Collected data
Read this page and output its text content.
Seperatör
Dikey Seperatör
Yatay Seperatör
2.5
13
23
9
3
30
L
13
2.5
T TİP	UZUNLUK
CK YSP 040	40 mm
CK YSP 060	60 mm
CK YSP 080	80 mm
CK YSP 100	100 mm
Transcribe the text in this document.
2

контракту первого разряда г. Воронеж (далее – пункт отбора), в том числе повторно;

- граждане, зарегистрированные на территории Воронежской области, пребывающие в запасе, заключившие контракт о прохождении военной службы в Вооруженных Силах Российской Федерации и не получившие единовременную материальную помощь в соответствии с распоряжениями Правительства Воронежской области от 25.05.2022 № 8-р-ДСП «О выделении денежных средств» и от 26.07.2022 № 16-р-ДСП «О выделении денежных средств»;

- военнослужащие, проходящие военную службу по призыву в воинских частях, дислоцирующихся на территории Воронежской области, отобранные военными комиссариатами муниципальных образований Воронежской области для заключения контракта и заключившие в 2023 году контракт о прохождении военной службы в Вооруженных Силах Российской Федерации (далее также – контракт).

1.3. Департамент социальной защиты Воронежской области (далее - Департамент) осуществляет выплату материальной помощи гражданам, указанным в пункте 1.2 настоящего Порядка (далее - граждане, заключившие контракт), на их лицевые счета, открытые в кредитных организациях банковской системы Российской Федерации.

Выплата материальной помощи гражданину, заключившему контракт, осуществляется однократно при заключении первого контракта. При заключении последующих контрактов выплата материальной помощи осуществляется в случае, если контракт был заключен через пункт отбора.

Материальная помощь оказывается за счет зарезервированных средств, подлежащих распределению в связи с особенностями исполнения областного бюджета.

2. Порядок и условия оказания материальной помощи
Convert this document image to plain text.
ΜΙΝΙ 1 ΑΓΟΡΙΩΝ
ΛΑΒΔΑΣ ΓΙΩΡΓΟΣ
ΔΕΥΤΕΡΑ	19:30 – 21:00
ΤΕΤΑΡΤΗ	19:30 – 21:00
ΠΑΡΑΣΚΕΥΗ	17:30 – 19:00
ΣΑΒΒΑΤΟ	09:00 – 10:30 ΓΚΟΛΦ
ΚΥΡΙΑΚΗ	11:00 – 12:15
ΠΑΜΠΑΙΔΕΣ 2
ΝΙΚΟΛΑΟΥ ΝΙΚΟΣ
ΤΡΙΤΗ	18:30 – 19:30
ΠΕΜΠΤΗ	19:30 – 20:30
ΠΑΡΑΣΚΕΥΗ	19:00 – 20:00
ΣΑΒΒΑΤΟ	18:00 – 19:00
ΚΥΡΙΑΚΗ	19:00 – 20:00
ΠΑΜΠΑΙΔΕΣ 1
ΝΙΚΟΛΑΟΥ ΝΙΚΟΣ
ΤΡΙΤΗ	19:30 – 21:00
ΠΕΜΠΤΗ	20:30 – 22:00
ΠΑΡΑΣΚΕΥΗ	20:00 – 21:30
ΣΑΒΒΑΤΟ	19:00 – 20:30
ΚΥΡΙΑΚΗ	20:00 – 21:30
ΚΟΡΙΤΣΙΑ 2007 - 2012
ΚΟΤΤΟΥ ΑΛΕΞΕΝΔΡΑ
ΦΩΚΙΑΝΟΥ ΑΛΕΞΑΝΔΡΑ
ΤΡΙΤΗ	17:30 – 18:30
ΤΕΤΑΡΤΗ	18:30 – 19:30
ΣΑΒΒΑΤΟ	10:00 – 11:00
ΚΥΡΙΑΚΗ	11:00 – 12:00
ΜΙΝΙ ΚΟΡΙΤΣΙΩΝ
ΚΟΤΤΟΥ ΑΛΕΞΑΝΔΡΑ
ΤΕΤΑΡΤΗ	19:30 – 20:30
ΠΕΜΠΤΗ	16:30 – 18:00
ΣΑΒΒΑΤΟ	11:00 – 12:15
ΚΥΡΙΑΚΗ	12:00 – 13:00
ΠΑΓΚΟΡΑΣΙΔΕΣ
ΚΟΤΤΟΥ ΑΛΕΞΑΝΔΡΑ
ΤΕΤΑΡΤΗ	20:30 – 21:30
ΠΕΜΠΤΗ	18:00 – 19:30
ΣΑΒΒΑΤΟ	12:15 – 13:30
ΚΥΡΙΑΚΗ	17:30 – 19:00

Work required -> Transcribe the entire listing above precisely.

The response ->
Read this page and output its text content.
Seperatör
Dikey Seperatör
Yatay Seperatör
2.5
13
23
9
3
30
L
13
2.5
T TİP	UZUNLUK
CK YSP 040	40 mm
CK YSP 060	60 mm
CK YSP 080	80 mm
CK YSP 100	100 mm
Transcribe the text in this document.
2

контракту первого разряда г. Воронеж (далее – пункт отбора), в том числе повторно;

- граждане, зарегистрированные на территории Воронежской области, пребывающие в запасе, заключившие контракт о прохождении военной службы в Вооруженных Силах Российской Федерации и не получившие единовременную материальную помощь в соответствии с распоряжениями Правительства Воронежской области от 25.05.2022 № 8-р-ДСП «О выделении денежных средств» и от 26.07.2022 № 16-р-ДСП «О выделении денежных средств»;

- военнослужащие, проходящие военную службу по призыву в воинских частях, дислоцирующихся на территории Воронежской области, отобранные военными комиссариатами муниципальных образований Воронежской области для заключения контракта и заключившие в 2023 году контракт о прохождении военной службы в Вооруженных Силах Российской Федерации (далее также – контракт).

1.3. Департамент социальной защиты Воронежской области (далее - Департамент) осуществляет выплату материальной помощи гражданам, указанным в пункте 1.2 настоящего Порядка (далее - граждане, заключившие контракт), на их лицевые счета, открытые в кредитных организациях банковской системы Российской Федерации.

Выплата материальной помощи гражданину, заключившему контракт, осуществляется однократно при заключении первого контракта. При заключении последующих контрактов выплата материальной помощи осуществляется в случае, если контракт был заключен через пункт отбора.

Материальная помощь оказывается за счет зарезервированных средств, подлежащих распределению в связи с особенностями исполнения областного бюджета.

2. Порядок и условия оказания материальной помощи
Convert this document image to plain text.
ΜΙΝΙ 1 ΑΓΟΡΙΩΝ
ΛΑΒΔΑΣ ΓΙΩΡΓΟΣ
ΔΕΥΤΕΡΑ	19:30 – 21:00
ΤΕΤΑΡΤΗ	19:30 – 21:00
ΠΑΡΑΣΚΕΥΗ	17:30 – 19:00
ΣΑΒΒΑΤΟ	09:00 – 10:30 ΓΚΟΛΦ
ΚΥΡΙΑΚΗ	11:00 – 12:15
ΠΑΜΠΑΙΔΕΣ 2
ΝΙΚΟΛΑΟΥ ΝΙΚΟΣ
ΤΡΙΤΗ	18:30 – 19:30
ΠΕΜΠΤΗ	19:30 – 20:30
ΠΑΡΑΣΚΕΥΗ	19:00 – 20:00
ΣΑΒΒΑΤΟ	18:00 – 19:00
ΚΥΡΙΑΚΗ	19:00 – 20:00
ΠΑΜΠΑΙΔΕΣ 1
ΝΙΚΟΛΑΟΥ ΝΙΚΟΣ
ΤΡΙΤΗ	19:30 – 21:00
ΠΕΜΠΤΗ	20:30 – 22:00
ΠΑΡΑΣΚΕΥΗ	20:00 – 21:30
ΣΑΒΒΑΤΟ	19:00 – 20:30
ΚΥΡΙΑΚΗ	20:00 – 21:30
ΚΟΡΙΤΣΙΑ 2007 - 2012
ΚΟΤΤΟΥ ΑΛΕΞΕΝΔΡΑ
ΦΩΚΙΑΝΟΥ ΑΛΕΞΑΝΔΡΑ
ΤΡΙΤΗ	17:30 – 18:30
ΤΕΤΑΡΤΗ	18:30 – 19:30
ΣΑΒΒΑΤΟ	10:00 – 11:00
ΚΥΡΙΑΚΗ	11:00 – 12:00
ΜΙΝΙ ΚΟΡΙΤΣΙΩΝ
ΚΟΤΤΟΥ ΑΛΕΞΑΝΔΡΑ
ΤΕΤΑΡΤΗ	19:30 – 20:30
ΠΕΜΠΤΗ	16:30 – 18:00
ΣΑΒΒΑΤΟ	11:00 – 12:15
ΚΥΡΙΑΚΗ	12:00 – 13:00
ΠΑΓΚΟΡΑΣΙΔΕΣ
ΚΟΤΤΟΥ ΑΛΕΞΑΝΔΡΑ
ΤΕΤΑΡΤΗ	20:30 – 21:30
ΠΕΜΠΤΗ	18:00 – 19:30
ΣΑΒΒΑΤΟ	12:15 – 13:30
ΚΥΡΙΑΚΗ	17:30 – 19:00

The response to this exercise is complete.